» Aim of the task
Go through the entries below, tally each line with the string "Розділ", and give the final number by itself.

» Records
###
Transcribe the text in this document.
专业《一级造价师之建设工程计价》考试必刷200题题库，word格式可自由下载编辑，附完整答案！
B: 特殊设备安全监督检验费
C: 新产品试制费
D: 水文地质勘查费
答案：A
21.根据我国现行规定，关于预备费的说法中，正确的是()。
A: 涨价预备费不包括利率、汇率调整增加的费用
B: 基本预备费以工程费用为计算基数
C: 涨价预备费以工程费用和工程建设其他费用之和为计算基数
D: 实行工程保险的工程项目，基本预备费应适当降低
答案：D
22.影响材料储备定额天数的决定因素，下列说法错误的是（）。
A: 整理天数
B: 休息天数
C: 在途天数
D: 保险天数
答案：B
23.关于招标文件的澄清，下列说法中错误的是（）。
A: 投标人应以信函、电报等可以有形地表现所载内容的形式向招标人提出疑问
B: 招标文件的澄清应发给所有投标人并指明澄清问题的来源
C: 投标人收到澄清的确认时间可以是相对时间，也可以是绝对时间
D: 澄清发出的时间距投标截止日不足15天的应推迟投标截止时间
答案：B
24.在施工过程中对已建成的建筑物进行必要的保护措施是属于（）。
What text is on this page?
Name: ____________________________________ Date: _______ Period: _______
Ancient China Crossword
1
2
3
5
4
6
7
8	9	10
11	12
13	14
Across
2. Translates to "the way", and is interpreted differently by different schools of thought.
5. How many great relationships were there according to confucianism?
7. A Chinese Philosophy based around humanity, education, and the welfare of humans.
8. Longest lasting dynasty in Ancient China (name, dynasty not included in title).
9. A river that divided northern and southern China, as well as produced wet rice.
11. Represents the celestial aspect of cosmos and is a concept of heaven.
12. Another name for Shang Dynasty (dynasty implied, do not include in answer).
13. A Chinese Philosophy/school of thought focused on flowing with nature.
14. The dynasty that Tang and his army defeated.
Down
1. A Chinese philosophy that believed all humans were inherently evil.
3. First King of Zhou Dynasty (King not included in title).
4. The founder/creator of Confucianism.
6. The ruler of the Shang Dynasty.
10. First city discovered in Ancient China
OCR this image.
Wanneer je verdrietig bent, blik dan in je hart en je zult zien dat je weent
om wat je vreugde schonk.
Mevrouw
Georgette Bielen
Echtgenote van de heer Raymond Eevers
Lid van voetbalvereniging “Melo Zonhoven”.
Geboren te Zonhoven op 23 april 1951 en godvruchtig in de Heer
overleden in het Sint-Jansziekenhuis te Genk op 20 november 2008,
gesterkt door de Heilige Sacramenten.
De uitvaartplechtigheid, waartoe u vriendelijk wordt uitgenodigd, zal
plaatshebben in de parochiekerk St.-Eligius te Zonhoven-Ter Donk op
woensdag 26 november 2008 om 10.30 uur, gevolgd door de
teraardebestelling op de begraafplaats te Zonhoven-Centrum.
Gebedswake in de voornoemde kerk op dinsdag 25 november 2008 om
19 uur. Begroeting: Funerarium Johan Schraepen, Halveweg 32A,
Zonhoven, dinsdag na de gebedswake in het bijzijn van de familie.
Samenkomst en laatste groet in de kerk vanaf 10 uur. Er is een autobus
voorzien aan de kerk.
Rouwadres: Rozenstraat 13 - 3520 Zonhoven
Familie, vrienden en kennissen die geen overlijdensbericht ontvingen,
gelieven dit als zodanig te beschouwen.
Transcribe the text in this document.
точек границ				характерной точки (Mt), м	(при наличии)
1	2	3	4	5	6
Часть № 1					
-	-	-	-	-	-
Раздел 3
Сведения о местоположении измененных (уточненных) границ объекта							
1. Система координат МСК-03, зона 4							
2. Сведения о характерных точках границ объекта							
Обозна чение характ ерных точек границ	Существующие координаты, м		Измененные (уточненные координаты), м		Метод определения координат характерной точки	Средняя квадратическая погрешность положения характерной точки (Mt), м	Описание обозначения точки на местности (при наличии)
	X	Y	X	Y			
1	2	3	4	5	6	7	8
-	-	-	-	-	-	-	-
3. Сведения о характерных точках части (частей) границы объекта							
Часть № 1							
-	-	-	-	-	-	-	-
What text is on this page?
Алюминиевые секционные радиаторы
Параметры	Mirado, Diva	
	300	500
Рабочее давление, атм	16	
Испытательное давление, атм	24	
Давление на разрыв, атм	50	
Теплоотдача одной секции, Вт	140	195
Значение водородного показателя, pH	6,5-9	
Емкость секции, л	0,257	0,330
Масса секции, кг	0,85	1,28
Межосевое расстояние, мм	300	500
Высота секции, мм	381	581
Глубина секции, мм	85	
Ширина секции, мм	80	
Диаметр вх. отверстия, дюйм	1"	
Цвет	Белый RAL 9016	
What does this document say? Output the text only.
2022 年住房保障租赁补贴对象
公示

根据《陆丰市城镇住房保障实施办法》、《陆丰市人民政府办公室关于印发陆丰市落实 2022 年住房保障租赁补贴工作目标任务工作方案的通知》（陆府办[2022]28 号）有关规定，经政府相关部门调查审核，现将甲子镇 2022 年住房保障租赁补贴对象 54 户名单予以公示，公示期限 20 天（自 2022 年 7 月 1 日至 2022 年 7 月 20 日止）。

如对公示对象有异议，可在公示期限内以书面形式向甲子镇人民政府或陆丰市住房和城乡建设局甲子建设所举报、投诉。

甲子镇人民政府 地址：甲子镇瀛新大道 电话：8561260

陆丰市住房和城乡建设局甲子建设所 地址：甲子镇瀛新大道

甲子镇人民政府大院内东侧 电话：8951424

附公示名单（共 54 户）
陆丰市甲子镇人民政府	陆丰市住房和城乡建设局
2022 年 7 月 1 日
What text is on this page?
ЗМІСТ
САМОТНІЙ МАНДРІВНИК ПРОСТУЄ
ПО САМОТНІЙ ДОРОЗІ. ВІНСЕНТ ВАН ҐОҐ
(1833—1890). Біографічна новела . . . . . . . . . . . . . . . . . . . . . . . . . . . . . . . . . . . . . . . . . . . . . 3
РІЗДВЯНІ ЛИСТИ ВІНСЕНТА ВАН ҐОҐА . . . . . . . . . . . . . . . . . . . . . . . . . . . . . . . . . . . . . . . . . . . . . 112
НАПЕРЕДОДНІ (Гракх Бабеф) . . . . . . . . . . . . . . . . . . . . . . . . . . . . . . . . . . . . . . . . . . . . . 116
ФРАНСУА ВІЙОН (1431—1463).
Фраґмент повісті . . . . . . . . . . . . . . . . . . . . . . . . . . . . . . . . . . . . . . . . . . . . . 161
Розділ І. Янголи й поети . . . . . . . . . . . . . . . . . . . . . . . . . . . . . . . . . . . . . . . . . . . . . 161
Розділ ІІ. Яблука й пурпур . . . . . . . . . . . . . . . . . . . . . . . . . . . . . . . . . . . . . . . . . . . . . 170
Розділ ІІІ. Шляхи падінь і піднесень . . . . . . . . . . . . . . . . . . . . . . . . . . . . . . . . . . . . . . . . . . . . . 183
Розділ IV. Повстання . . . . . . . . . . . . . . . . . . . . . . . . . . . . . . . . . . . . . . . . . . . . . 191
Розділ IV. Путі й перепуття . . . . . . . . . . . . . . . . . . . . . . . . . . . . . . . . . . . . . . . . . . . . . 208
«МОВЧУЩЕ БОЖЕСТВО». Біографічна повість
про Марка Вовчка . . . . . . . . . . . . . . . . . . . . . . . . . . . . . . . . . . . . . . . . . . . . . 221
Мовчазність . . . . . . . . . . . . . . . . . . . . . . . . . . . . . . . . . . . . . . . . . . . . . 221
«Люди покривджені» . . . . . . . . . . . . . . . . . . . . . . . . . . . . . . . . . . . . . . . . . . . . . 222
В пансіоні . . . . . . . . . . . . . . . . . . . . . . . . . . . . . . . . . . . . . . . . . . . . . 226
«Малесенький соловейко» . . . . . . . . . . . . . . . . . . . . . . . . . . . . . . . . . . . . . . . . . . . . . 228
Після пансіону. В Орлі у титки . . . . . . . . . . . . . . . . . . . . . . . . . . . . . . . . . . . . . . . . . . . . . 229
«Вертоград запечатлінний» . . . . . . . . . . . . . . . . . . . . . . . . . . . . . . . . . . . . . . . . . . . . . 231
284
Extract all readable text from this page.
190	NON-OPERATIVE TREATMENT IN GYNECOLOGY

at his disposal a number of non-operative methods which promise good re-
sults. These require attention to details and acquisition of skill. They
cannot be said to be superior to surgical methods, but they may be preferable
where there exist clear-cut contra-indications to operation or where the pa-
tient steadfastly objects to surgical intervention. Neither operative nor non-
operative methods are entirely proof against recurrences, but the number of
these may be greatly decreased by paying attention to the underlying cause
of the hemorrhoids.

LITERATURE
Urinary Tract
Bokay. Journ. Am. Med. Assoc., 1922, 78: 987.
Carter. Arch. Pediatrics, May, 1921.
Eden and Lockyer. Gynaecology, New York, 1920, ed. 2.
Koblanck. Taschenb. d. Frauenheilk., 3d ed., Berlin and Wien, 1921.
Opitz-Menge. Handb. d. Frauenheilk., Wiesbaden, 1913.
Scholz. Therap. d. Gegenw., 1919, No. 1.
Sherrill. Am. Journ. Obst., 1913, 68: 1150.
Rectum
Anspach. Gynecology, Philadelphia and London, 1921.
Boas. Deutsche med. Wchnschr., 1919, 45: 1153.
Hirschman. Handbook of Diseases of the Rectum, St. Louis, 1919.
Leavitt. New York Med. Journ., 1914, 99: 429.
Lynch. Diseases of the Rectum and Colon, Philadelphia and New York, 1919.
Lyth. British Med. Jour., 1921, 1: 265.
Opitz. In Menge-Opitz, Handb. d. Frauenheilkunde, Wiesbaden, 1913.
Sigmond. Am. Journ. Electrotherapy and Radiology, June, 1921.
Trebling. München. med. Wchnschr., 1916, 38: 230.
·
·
###
» Finished exercise
5